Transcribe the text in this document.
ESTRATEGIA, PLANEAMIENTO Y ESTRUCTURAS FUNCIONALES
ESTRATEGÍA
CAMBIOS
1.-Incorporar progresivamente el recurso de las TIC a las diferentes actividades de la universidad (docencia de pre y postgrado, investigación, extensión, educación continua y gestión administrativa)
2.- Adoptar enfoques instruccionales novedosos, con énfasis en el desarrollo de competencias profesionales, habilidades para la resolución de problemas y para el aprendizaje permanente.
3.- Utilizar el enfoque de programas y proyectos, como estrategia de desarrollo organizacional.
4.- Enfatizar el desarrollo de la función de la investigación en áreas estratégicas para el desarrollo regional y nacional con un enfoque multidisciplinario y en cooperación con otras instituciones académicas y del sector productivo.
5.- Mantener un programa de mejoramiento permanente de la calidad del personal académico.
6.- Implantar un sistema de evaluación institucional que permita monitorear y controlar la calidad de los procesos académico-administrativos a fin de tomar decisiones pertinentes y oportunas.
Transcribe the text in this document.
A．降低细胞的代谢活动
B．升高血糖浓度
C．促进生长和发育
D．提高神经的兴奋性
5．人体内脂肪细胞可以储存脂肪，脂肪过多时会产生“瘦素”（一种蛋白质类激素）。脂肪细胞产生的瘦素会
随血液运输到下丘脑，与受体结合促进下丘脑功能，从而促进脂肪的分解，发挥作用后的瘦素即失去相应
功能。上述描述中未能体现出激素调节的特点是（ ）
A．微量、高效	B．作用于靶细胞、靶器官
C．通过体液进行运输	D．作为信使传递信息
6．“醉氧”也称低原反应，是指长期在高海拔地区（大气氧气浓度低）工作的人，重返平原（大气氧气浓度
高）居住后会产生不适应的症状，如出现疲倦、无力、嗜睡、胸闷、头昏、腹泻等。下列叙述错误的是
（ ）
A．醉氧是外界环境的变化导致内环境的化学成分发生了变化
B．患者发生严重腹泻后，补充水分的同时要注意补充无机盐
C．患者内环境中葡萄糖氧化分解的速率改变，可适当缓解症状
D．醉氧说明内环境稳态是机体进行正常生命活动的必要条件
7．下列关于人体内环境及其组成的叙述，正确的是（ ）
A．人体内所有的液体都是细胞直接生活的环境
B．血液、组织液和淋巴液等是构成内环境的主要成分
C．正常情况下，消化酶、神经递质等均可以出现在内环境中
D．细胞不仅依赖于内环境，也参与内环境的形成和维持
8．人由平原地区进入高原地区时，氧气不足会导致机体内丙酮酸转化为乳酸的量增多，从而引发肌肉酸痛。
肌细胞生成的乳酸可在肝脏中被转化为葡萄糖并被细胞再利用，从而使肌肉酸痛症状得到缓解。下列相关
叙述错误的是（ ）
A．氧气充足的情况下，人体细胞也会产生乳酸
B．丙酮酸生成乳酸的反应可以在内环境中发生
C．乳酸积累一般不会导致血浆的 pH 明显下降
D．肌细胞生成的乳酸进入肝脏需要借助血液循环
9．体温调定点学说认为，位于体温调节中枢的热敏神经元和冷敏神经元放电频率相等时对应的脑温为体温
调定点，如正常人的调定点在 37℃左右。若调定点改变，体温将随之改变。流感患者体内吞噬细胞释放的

▸ YOUR OBJECTIVE
Across the material above, how many lines include the string "investigación"? Only the number is wanted.

▸ RESULT OF THE TASK
2